Dans l’ère post-IA, lever des millions en seed ne sera plus nécessaire. Pour 10 000 dollars de frais cloud IA, vous pourrez lancer une application. Des projets autofinancés comme Hyperliquid ou Jupiter passeront de l’exception à la règle. L’innovation sur chaîne explosera. Pour un secteur fondé sur le logiciel, cette chute des coûts déclenchera une vague d’innovation sans précédent dans la blockchain.
L’impact sur la sécurité sera tout aussi profond. Les outils d’analyse statique et de surveillance pilotés par IA deviendront omniprésents, rendant la sécurité plus accessible. Ces IA seront optimisées pour des langages comme EVM/Solidity ou Rust, entraînées sur d’immenses bases de données d’audits et d’attaques, et perfectionnées via apprentissage par renforcement (RL) dans des environnements blockchain adversariaux simulés. Je crois de plus en plus que, en matière de sécurité, les outils IA bénéficieront davantage aux défenseurs qu’aux attaquants. Des IA effectueront continuellement des tests « équipe rouge » sur les contrats intelligents, tandis que d’autres renforceront les contrats, en vérifieront formellement les propriétés, et amélioreront la réponse aux incidents.

▸ MISE EN PRATIQUE:
1. Répondez aux questions suivantes à partir de l'extrait :
(a) Quel montant de frais cloud IA suffira pour lancer une application ?
(b) Quels projets autofinancés sont cités en exemple ?
(c) Pour quels langages les IA de sécurité seront-elles optimisées ?
2. Reproduisez fidèlement le passage de l'extrait situé entre « L’impact sur la » et « réponse aux incidents. », ces deux bornes comprises.

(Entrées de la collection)
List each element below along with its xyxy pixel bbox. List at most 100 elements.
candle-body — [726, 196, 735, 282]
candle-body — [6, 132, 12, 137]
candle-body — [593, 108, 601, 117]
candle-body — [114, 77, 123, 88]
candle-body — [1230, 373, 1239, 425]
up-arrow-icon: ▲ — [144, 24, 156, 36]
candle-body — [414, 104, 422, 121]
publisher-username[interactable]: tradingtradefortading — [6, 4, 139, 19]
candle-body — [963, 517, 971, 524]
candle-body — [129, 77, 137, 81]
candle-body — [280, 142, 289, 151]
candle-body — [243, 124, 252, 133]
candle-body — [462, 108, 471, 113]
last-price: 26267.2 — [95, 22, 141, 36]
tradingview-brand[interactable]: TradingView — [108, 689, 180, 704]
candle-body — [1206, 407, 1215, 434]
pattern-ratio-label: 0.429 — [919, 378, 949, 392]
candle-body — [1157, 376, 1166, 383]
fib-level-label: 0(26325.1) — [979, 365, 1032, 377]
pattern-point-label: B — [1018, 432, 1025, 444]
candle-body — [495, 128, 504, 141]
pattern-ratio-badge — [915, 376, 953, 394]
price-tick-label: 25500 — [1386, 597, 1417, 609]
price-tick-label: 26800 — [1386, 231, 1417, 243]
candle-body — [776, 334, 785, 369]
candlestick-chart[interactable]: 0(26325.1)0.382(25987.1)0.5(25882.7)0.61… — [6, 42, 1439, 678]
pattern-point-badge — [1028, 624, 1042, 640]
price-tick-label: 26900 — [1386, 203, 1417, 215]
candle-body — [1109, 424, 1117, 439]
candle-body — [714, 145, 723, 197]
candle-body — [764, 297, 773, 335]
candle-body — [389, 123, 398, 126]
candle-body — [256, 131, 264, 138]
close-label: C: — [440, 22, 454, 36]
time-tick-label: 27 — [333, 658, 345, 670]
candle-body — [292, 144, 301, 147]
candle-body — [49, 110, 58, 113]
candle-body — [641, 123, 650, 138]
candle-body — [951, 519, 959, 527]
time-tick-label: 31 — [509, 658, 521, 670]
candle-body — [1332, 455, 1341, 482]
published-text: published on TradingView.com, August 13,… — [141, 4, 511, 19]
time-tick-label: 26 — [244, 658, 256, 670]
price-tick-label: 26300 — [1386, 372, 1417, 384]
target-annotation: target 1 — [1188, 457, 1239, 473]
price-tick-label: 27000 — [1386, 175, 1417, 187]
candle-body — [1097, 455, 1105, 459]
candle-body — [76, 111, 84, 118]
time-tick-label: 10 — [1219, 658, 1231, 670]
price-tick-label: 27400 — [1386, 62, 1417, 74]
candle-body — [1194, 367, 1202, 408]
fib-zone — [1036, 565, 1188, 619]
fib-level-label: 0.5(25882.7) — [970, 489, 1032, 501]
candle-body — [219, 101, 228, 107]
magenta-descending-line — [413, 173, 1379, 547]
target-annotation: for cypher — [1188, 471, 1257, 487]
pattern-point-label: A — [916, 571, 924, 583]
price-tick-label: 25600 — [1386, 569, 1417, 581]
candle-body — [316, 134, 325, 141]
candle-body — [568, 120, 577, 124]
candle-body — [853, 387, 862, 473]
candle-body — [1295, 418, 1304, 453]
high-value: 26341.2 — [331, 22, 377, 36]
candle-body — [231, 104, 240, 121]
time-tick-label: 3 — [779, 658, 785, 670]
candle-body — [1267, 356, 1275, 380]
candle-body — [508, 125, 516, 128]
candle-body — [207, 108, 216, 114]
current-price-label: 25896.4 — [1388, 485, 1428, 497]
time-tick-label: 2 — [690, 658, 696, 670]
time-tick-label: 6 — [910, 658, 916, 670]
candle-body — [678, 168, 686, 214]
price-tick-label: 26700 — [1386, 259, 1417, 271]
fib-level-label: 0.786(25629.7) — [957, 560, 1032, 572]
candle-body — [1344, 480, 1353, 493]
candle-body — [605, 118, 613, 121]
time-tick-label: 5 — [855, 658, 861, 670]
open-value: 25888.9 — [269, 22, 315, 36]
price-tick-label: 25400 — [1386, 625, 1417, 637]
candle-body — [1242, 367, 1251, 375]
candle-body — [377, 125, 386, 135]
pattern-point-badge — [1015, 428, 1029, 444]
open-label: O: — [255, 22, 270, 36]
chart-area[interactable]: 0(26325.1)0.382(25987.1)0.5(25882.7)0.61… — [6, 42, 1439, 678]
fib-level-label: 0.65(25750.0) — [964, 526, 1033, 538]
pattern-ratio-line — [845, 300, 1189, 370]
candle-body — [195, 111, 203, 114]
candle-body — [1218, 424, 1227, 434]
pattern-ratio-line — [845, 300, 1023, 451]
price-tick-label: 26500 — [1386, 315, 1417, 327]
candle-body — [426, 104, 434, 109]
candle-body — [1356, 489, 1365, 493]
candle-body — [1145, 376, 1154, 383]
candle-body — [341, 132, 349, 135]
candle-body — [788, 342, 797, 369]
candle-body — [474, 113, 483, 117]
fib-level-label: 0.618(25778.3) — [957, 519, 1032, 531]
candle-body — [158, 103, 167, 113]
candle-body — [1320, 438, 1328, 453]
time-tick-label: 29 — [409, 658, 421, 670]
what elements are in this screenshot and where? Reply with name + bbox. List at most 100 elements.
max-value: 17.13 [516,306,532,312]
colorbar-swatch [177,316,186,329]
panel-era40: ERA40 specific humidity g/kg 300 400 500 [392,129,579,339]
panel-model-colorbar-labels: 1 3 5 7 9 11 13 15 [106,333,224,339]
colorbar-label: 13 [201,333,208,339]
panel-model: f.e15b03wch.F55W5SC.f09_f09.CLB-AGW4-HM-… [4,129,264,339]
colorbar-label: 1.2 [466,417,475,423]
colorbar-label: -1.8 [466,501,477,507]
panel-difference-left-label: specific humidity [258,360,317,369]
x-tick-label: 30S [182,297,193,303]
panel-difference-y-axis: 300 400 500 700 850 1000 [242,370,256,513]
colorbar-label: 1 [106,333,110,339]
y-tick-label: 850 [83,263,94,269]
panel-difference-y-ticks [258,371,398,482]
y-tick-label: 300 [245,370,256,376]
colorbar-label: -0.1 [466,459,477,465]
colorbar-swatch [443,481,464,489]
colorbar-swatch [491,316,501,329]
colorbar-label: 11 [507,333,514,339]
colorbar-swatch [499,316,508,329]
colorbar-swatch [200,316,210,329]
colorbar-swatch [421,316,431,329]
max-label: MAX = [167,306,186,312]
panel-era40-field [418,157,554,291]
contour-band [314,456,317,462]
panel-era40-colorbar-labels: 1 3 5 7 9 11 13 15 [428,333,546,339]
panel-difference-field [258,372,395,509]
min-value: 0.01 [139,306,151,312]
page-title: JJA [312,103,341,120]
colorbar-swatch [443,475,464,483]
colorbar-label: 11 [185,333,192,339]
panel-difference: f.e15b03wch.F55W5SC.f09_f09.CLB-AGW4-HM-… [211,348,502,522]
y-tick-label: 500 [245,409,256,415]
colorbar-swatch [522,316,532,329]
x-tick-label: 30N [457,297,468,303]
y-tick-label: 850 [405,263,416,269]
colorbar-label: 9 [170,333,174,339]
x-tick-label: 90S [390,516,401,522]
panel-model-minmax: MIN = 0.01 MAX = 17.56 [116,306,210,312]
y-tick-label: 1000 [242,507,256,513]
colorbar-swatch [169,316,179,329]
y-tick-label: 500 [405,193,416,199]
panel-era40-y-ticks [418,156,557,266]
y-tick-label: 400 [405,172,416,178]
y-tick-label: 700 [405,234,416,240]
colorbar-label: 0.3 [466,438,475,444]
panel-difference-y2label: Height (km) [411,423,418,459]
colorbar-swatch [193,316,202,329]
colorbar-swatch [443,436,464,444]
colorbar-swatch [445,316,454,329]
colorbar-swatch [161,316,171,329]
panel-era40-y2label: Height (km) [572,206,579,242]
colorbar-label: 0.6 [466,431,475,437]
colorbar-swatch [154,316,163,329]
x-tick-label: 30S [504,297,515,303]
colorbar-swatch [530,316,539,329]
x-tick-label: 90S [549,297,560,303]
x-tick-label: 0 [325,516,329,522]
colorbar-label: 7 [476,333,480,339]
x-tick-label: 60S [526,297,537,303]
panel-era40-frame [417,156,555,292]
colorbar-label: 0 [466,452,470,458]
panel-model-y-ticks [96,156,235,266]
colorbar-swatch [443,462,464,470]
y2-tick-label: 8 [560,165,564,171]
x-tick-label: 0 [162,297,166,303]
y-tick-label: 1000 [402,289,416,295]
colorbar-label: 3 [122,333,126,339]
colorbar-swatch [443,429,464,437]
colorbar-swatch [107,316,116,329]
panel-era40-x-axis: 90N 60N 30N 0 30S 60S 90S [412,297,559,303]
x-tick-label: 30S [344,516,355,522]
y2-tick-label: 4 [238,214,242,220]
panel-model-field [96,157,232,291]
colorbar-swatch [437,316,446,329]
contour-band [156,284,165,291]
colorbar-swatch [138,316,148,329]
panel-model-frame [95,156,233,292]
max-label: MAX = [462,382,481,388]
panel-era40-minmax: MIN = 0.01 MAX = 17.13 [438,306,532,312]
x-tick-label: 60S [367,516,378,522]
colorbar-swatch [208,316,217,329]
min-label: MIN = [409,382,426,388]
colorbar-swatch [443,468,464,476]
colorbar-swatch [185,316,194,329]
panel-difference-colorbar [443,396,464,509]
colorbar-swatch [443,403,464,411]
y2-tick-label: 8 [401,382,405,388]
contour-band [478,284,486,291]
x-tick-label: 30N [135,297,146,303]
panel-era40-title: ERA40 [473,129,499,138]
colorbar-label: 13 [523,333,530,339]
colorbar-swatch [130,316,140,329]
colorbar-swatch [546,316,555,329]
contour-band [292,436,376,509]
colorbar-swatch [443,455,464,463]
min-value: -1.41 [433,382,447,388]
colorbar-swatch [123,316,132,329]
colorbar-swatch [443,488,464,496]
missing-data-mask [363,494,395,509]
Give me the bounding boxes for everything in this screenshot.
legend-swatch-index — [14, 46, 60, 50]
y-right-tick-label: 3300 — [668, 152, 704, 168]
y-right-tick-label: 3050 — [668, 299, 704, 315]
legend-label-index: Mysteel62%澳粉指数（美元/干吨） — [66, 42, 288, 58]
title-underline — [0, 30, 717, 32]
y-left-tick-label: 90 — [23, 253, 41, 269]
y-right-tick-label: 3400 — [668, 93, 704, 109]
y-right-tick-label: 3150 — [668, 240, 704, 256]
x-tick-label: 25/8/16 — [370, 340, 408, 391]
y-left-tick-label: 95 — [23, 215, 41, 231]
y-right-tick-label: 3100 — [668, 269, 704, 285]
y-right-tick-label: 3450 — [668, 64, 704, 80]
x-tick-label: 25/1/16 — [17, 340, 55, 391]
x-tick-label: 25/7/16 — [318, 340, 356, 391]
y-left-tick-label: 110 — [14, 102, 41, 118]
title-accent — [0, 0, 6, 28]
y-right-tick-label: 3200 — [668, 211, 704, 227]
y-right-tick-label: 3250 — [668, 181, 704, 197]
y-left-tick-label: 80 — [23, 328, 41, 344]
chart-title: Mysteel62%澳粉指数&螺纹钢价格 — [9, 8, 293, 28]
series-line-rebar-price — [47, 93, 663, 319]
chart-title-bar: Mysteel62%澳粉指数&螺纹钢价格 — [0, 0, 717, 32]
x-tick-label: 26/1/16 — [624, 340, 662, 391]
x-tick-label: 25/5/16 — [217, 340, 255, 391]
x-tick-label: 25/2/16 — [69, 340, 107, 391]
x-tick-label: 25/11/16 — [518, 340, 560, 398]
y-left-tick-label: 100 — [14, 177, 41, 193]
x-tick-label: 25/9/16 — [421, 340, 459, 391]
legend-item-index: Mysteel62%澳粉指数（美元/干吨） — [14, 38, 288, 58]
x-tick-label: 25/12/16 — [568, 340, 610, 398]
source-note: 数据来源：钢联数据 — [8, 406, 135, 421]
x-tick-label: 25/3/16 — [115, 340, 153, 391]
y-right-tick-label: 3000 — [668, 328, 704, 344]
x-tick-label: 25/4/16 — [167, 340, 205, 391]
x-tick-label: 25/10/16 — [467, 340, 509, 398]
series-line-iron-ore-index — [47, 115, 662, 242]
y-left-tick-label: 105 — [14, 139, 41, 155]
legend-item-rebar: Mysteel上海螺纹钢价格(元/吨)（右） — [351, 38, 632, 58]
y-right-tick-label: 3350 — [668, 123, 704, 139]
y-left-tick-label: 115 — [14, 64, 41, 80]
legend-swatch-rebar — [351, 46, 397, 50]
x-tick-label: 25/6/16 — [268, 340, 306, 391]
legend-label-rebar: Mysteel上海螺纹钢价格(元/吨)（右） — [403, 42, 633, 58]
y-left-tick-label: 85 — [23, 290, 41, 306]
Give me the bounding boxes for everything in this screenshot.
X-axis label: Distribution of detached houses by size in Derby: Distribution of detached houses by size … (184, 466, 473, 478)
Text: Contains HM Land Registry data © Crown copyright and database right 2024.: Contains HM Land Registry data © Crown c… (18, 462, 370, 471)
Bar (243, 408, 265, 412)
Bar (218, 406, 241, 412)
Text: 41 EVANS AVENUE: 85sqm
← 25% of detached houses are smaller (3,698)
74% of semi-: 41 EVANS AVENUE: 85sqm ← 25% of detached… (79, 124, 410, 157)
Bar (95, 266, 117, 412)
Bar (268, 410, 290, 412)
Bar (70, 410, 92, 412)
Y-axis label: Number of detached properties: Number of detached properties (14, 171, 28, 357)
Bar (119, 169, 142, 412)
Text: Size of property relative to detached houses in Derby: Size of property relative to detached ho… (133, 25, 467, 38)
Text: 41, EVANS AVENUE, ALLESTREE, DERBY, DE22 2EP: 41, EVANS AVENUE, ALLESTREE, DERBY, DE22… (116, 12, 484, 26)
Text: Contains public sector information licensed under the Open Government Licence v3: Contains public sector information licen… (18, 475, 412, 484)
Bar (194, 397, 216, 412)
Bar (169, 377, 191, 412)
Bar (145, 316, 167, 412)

▸ RÉPONSES FOURNIES:
1.
(a) 10 000 dollars.
(b) Hyperliquid et Jupiter.
(c) EVM/Solidity et Rust.

2.
L’impact sur la sécurité sera tout aussi profond. Les outils d’analyse statique et de surveillance pilotés par IA deviendront omniprésents, rendant la sécurité plus accessible. Ces IA seront optimisées pour des langages comme EVM/Solidity ou Rust, entraînées sur d’immenses bases de données d’audits et d’attaques, et perfectionnées via apprentissage par renforcement (RL) dans des environnements blockchain adversariaux simulés. Je crois de plus en plus que, en matière de sécurité, les outils IA bénéficieront davantage aux défenseurs qu’aux attaquants. Des IA effectueront continuellement des tests « équipe rouge » sur les contrats intelligents, tandis que d’autres renforceront les contrats, en vérifieront formellement les propriétés, et amélioreront la réponse aux incidents.